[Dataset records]
*-*-*

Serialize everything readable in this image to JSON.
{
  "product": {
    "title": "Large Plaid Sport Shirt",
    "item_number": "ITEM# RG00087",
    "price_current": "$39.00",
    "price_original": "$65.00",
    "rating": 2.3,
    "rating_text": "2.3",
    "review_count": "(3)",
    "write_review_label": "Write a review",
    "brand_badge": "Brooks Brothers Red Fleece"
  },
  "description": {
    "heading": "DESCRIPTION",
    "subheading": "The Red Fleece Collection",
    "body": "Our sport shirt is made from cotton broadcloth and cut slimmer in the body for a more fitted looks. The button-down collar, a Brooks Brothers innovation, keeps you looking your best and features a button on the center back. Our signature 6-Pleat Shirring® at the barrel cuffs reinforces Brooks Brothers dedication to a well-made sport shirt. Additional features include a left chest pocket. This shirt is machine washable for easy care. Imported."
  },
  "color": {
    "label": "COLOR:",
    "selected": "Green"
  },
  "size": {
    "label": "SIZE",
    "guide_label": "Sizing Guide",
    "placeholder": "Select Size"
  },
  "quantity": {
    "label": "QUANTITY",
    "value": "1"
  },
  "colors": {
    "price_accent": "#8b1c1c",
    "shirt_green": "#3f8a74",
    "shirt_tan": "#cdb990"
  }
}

*-*-*

# AIM:
Recite the full listing above exactly.

# FULL RESPONSE:
Serialize everything readable in this image to JSON.
{
  "product": {
    "title": "Large Plaid Sport Shirt",
    "item_number": "ITEM# RG00087",
    "price_current": "$39.00",
    "price_original": "$65.00",
    "rating": 2.3,
    "rating_text": "2.3",
    "review_count": "(3)",
    "write_review_label": "Write a review",
    "brand_badge": "Brooks Brothers Red Fleece"
  },
  "description": {
    "heading": "DESCRIPTION",
    "subheading": "The Red Fleece Collection",
    "body": "Our sport shirt is made from cotton broadcloth and cut slimmer in the body for a more fitted looks. The button-down collar, a Brooks Brothers innovation, keeps you looking your best and features a button on the center back. Our signature 6-Pleat Shirring® at the barrel cuffs reinforces Brooks Brothers dedication to a well-made sport shirt. Additional features include a left chest pocket. This shirt is machine washable for easy care. Imported."
  },
  "color": {
    "label": "COLOR:",
    "selected": "Green"
  },
  "size": {
    "label": "SIZE",
    "guide_label": "Sizing Guide",
    "placeholder": "Select Size"
  },
  "quantity": {
    "label": "QUANTITY",
    "value": "1"
  },
  "colors": {
    "price_accent": "#8b1c1c",
    "shirt_green": "#3f8a74",
    "shirt_tan": "#cdb990"
  }
}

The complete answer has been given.